Saved entries
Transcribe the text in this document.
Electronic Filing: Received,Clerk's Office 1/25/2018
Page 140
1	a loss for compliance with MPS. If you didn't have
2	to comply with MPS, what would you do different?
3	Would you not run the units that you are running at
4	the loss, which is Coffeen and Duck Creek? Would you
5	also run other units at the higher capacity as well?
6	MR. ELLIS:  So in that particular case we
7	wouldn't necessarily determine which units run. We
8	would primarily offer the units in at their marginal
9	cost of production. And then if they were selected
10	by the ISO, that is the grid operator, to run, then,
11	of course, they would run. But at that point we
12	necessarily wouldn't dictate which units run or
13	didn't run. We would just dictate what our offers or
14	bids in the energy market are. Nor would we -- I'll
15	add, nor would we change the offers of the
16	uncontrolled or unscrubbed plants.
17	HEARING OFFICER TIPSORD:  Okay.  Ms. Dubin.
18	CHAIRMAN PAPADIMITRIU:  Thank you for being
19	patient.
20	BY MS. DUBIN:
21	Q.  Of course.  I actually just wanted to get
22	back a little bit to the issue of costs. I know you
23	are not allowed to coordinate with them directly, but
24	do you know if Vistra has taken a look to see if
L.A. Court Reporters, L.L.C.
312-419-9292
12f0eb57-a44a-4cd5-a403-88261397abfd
...
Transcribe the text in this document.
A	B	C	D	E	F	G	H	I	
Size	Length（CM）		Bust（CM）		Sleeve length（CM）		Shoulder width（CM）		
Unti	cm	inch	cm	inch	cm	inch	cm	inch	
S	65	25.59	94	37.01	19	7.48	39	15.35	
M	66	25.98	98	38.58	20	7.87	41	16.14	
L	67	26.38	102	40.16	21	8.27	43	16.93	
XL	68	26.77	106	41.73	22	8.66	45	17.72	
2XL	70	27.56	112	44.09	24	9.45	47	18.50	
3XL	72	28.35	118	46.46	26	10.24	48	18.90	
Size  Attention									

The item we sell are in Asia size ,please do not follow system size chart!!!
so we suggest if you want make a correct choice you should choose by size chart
* * *
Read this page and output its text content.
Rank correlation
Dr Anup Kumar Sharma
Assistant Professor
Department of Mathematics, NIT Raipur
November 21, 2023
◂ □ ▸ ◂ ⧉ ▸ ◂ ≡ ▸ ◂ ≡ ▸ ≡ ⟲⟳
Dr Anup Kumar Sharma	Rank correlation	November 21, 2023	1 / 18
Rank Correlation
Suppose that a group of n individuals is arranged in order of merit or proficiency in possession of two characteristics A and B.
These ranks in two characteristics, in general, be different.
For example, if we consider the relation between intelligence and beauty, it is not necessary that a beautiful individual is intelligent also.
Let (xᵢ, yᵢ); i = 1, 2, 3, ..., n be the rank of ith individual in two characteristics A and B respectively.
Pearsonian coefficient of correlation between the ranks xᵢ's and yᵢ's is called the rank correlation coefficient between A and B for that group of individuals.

**EXERCISE TASK:** Pull every line containing the word "also" out of the material and copy it.

**WORKED ANSWER:**
5	also run other units at the higher capacity as well?
For example, if we consider the relation between intelligence and beauty, it is not necessary that a beautiful individual is intelligent also.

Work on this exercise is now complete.